Below are entries; copy exactly, and only, the lines from the one containing "What data populates" through their final line, leaving out pictures.
_ _ _ _
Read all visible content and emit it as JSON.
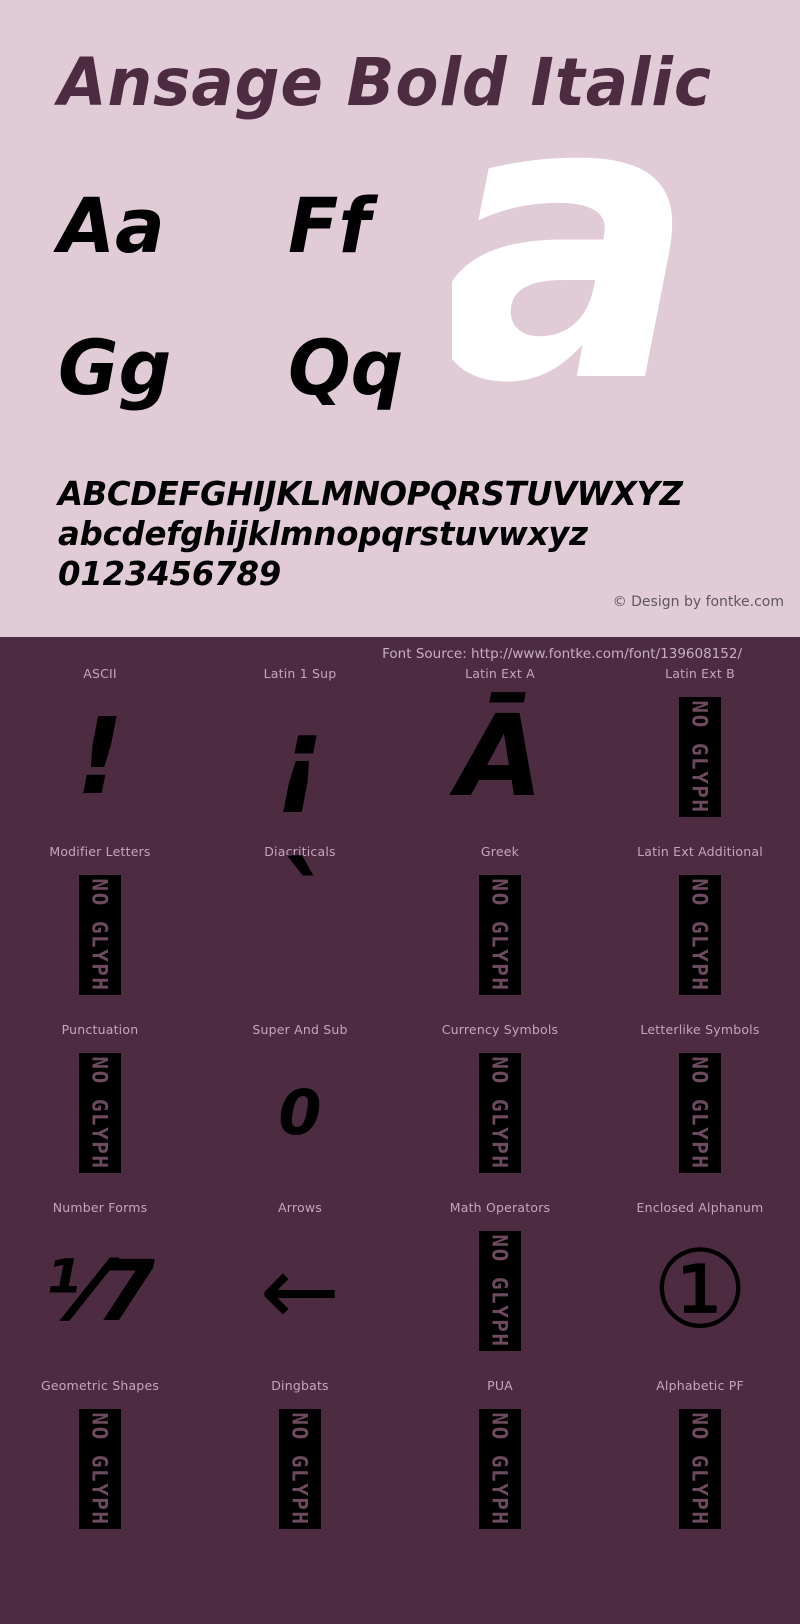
{
  "specimen": {
    "title": "Ansage Bold Italic",
    "hero_glyph": "a",
    "pairs": [
      "Aa",
      "Ff",
      "Gg",
      "Qq"
    ],
    "alphabet_upper": "ABCDEFGHIJKLMNOPQRSTUVWXYZ",
    "alphabet_lower": "abcdefghijklmnopqrstuvwxyz",
    "digits": "0123456789",
    "credit": "© Design by fontke.com",
    "font_source": "Font Source: http://www.fontke.com/font/139608152/"
  },
  "colors": {
    "top_background": "#e0cbd6",
    "bottom_background": "#4d2c42",
    "title_text": "#4d2c42",
    "glyph_black": "#000000",
    "hero_white": "#ffffff",
    "label_text": "#c4a7bb",
    "credit_text": "#5f5560",
    "source_text": "#c9aec0",
    "no_glyph_box": "#000000",
    "no_glyph_text": "#6d4a60"
  },
  "no_glyph_label": "NO GLYPH",
  "coverage": [
    {
      "label": "ASCII",
      "sample": "!",
      "has_glyph": true,
      "glyph_class": "glyph-bang"
    },
    {
      "label": "Latin 1 Sup",
      "sample": "¡",
      "has_glyph": true,
      "glyph_class": "glyph-ibang"
    },
    {
      "label": "Latin Ext A",
      "sample": "Ā",
      "has_glyph": true,
      "glyph_class": "glyph-amacron"
    },
    {
      "label": "Latin Ext B",
      "sample": "",
      "has_glyph": false,
      "glyph_class": ""
    },
    {
      "label": "Modifier Letters",
      "sample": "",
      "has_glyph": false,
      "glyph_class": ""
    },
    {
      "label": "Diacriticals",
      "sample": "`",
      "has_glyph": true,
      "glyph_class": "glyph-grave"
    },
    {
      "label": "Greek",
      "sample": "",
      "has_glyph": false,
      "glyph_class": ""
    },
    {
      "label": "Latin Ext Additional",
      "sample": "",
      "has_glyph": false,
      "glyph_class": ""
    },
    {
      "label": "Punctuation",
      "sample": "",
      "has_glyph": false,
      "glyph_class": ""
    },
    {
      "label": "Super And Sub",
      "sample": "0",
      "has_glyph": true,
      "glyph_class": "glyph-zero"
    },
    {
      "label": "Currency Symbols",
      "sample": "",
      "has_glyph": false,
      "glyph_class": ""
    },
    {
      "label": "Letterlike Symbols",
      "sample": "",
      "has_glyph": false,
      "glyph_class": ""
    },
    {
      "label": "Number Forms",
      "sample": "⅟7",
      "has_glyph": true,
      "glyph_class": "glyph-fraction"
    },
    {
      "label": "Arrows",
      "sample": "←",
      "has_glyph": true,
      "glyph_class": "glyph-arrow"
    },
    {
      "label": "Math Operators",
      "sample": "",
      "has_glyph": false,
      "glyph_class": ""
    },
    {
      "label": "Enclosed Alphanum",
      "sample": "①",
      "has_glyph": true,
      "glyph_class": "glyph-circled"
    },
    {
      "label": "Geometric Shapes",
      "sample": "",
      "has_glyph": false,
      "glyph_class": ""
    },
    {
      "label": "Dingbats",
      "sample": "",
      "has_glyph": false,
      "glyph_class": ""
    },
    {
      "label": "PUA",
      "sample": "",
      "has_glyph": false,
      "glyph_class": ""
    },
    {
      "label": "Alphabetic PF",
      "sample": "",
      "has_glyph": false,
      "glyph_class": ""
    }
  ]
}
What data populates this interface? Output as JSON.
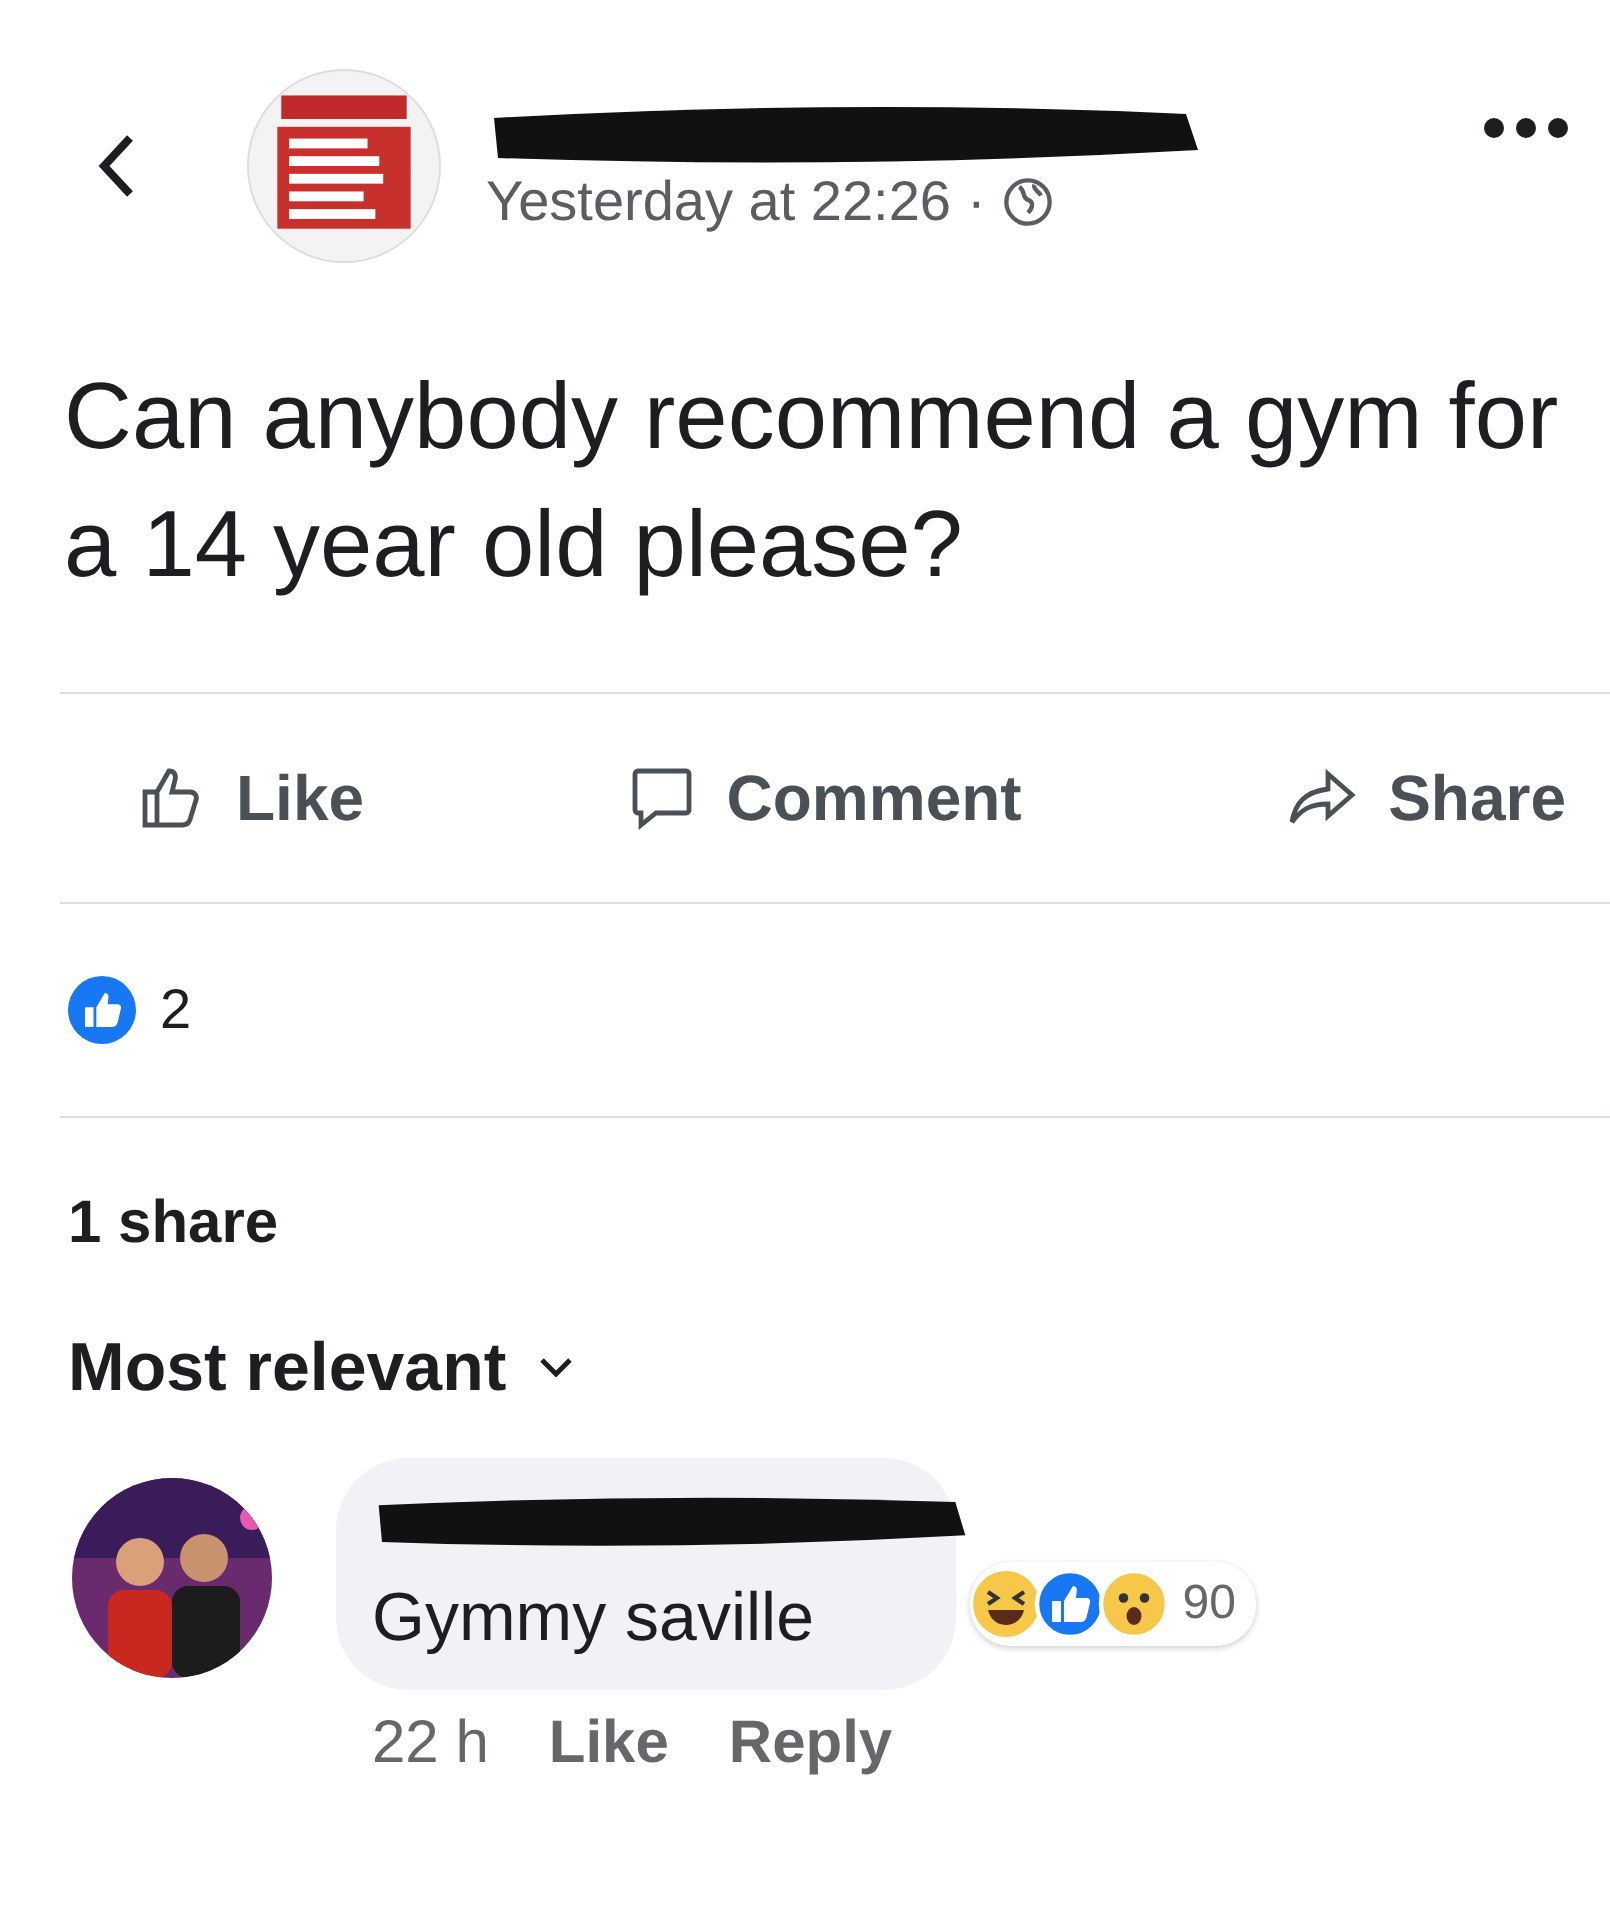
{
  "header": {
    "time": "Yesterday at 22:26",
    "separator": "·"
  },
  "post": {
    "text": "Can anybody recommend a gym for a 14 year old please?"
  },
  "actions": [
    {
      "label": "Like",
      "kind": "like"
    },
    {
      "label": "Comment",
      "kind": "comment"
    },
    {
      "label": "Share",
      "kind": "share"
    }
  ],
  "reactions": {
    "count": "2"
  },
  "shares": "1 share",
  "sort": {
    "label": "Most relevant"
  },
  "comment": {
    "text": "Gymmy saville",
    "reaction_count": "90",
    "time": "22 h",
    "actions": [
      "Like",
      "Reply"
    ]
  }
}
_ _ _ _
■ Worked solution ■
What data populates this interface? Output as JSON.
{
  "header": {
    "time": "Yesterday at 22:26",
    "separator": "·"
  },
  "post": {
    "text": "Can anybody recommend a gym for a 14 year old please?"
  },
  "actions": [
    {
      "label": "Like",
      "kind": "like"
    },
    {
      "label": "Comment",
      "kind": "comment"
    },
    {
      "label": "Share",
      "kind": "share"
    }
  ],
  "reactions": {
    "count": "2"
  },
  "shares": "1 share",
  "sort": {
    "label": "Most relevant"
  },
  "comment": {
    "text": "Gymmy saville",
    "reaction_count": "90",
    "time": "22 h",
    "actions": [
      "Like",
      "Reply"
    ]
  }
}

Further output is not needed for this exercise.